----- Data to use -----
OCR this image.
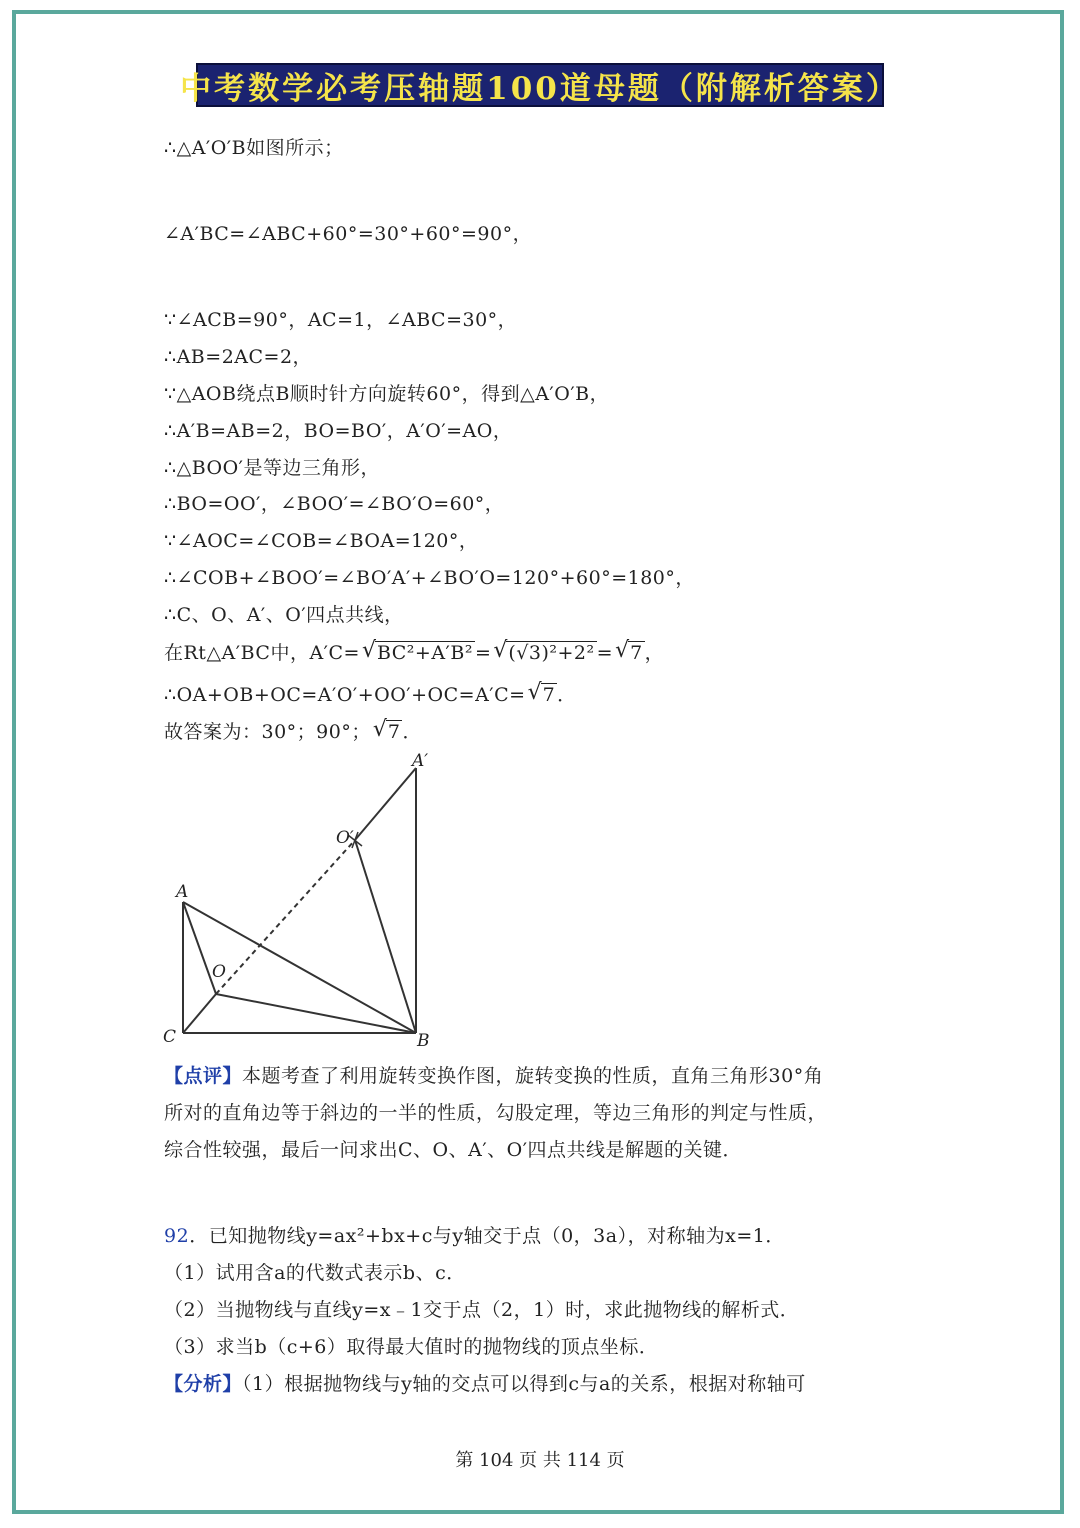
中考数学必考压轴题100道母题（附解析答案）
∴△A′O′B如图所示；
∠A′BC=∠ABC+60°=30°+60°=90°，
∵∠ACB=90°，AC=1，∠ABC=30°，
∴AB=2AC=2，
∵△AOB绕点B顺时针方向旋转60°，得到△A′O′B，
∴A′B=AB=2，BO=BO′，A′O′=AO，
∴△BOO′是等边三角形，
∴BO=OO′，∠BOO′=∠BO′O=60°，
∵∠AOC=∠COB=∠BOA=120°，
∴∠COB+∠BOO′=∠BO′A′+∠BO′O=120°+60°=180°，
∴C、O、A′、O′四点共线，
在Rt△A′BC中，A′C= √ BC²+A′B² = √ (√3)²+2² = √ 7 ，
∴OA+OB+OC=A′O′+OO′+OC=A′C= √ 7 ．
故答案为：30°；90°； √ 7 ．
A
C	B
O
A′
O′
【点评】本题考查了利用旋转变换作图，旋转变换的性质，直角三角形30°角
所对的直角边等于斜边的一半的性质，勾股定理，等边三角形的判定与性质，
综合性较强，最后一问求出C、O、A′、O′四点共线是解题的关键．
92．已知抛物线y=ax²+bx+c与y轴交于点（0，3a），对称轴为x=1．
（1）试用含a的代数式表示b、c．
（2）当抛物线与直线y=x﹣1交于点（2，1）时，求此抛物线的解析式．
（3）求当b（c+6）取得最大值时的抛物线的顶点坐标．
【分析】（1）根据抛物线与y轴的交点可以得到c与a的关系，根据对称轴可
第 104 页 共 114 页
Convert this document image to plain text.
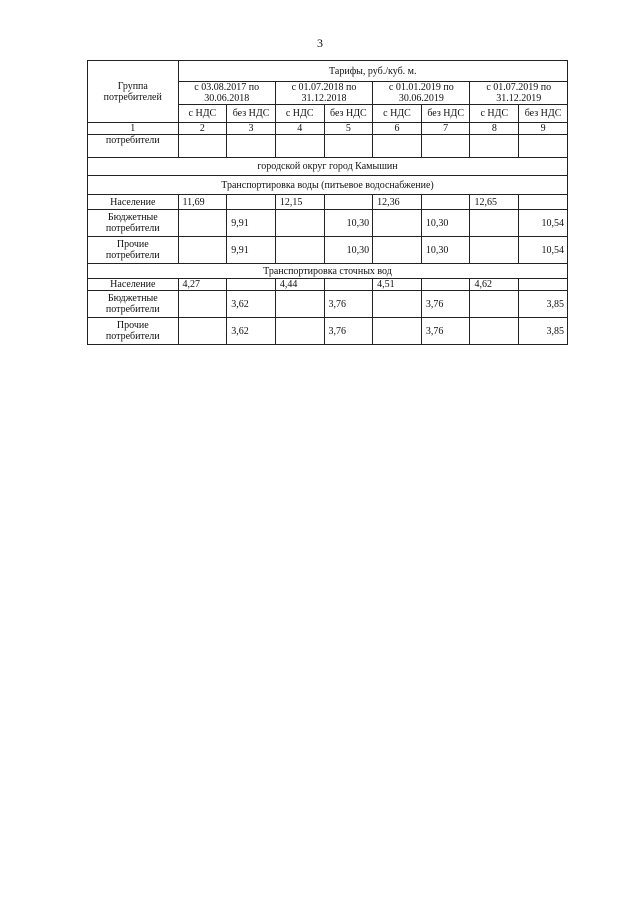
3
Группа потребителей	Тарифы, руб./куб. м.							
	с 03.08.2017 по 30.06.2018		с 01.07.2018 по 31.12.2018		с 01.01.2019 по 30.06.2019		с 01.07.2019 по 31.12.2019	
	с НДС	без НДС	с НДС	без НДС	с НДС	без НДС	с НДС	без НДС
1	2	3	4	5	6	7	8	9
потребители								
городской округ город Камышин								
Транспортировка воды (питьевое водоснабжение)								
Население	11,69		12,15		12,36		12,65	
Бюджетные потребители		9,91		10,30		10,30		10,54
Прочие потребители		9,91		10,30		10,30		10,54
Транспортировка сточных вод								
Население	4,27		4,44		4,51		4,62	
Бюджетные потребители		3,62		3,76		3,76		3,85
Прочие потребители		3,62		3,76		3,76		3,85
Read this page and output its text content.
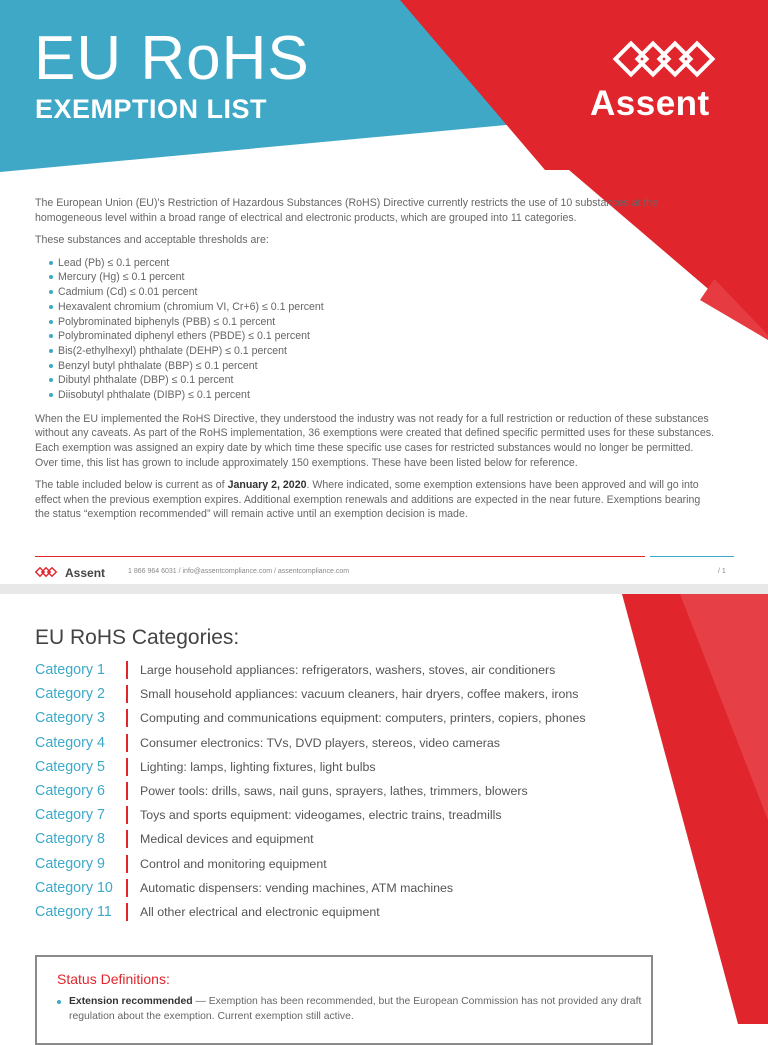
EU RoHS
EXEMPTION LIST	Assent

The European Union (EU)'s Restriction of Hazardous Substances (RoHS) Directive currently restricts the use of 10 substances at the homogeneous level within a broad range of electrical and electronic products, which are grouped into 11 categories.

These substances and acceptable thresholds are:

Lead (Pb) ≤ 0.1 percent
Mercury (Hg) ≤ 0.1 percent
Cadmium (Cd) ≤ 0.01 percent
Hexavalent chromium (chromium VI, Cr+6) ≤ 0.1 percent
Polybrominated biphenyls (PBB) ≤ 0.1 percent
Polybrominated diphenyl ethers (PBDE) ≤ 0.1 percent
Bis(2-ethylhexyl) phthalate (DEHP) ≤ 0.1 percent
Benzyl butyl phthalate (BBP) ≤ 0.1 percent
Dibutyl phthalate (DBP) ≤ 0.1 percent
Diisobutyl phthalate (DIBP) ≤ 0.1 percent

When the EU implemented the RoHS Directive, they understood the industry was not ready for a full restriction or reduction of these substances without any caveats. As part of the RoHS implementation, 36 exemptions were created that defined specific permitted uses for these substances. Each exemption was assigned an expiry date by which time these specific use cases for restricted substances would no longer be permitted. Over time, this list has grown to include approximately 150 exemptions. These have been listed below for reference.

The table included below is current as of January 2, 2020. Where indicated, some exemption extensions have been approved and will go into effect when the previous exemption expires. Additional exemption renewals and additions are expected in the near future. Exemptions bearing the status “exemption recommended” will remain active until an exemption decision is made.

Assent	1 866 964 6031 / info@assentcompliance.com / assentcompliance.com	/ 1
EU RoHS Categories:
Category 1	Large household appliances: refrigerators, washers, stoves, air conditioners
Category 2	Small household appliances: vacuum cleaners, hair dryers, coffee makers, irons
Category 3	Computing and communications equipment: computers, printers, copiers, phones
Category 4	Consumer electronics: TVs, DVD players, stereos, video cameras
Category 5	Lighting: lamps, lighting fixtures, light bulbs
Category 6	Power tools: drills, saws, nail guns, sprayers, lathes, trimmers, blowers
Category 7	Toys and sports equipment: videogames, electric trains, treadmills
Category 8	Medical devices and equipment
Category 9	Control and monitoring equipment
Category 10	Automatic dispensers: vending machines, ATM machines
Category 11	All other electrical and electronic equipment
Status Definitions:
Extension recommended — Exemption has been recommended, but the European Commission has not provided any draft regulation about the exemption. Current exemption still active.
-----
• Stated task: From the listing, copy each line containing the word "Транспортировка".

• Answer:
Транспортировка воды (питьевое водоснабжение)								
Транспортировка сточных вод								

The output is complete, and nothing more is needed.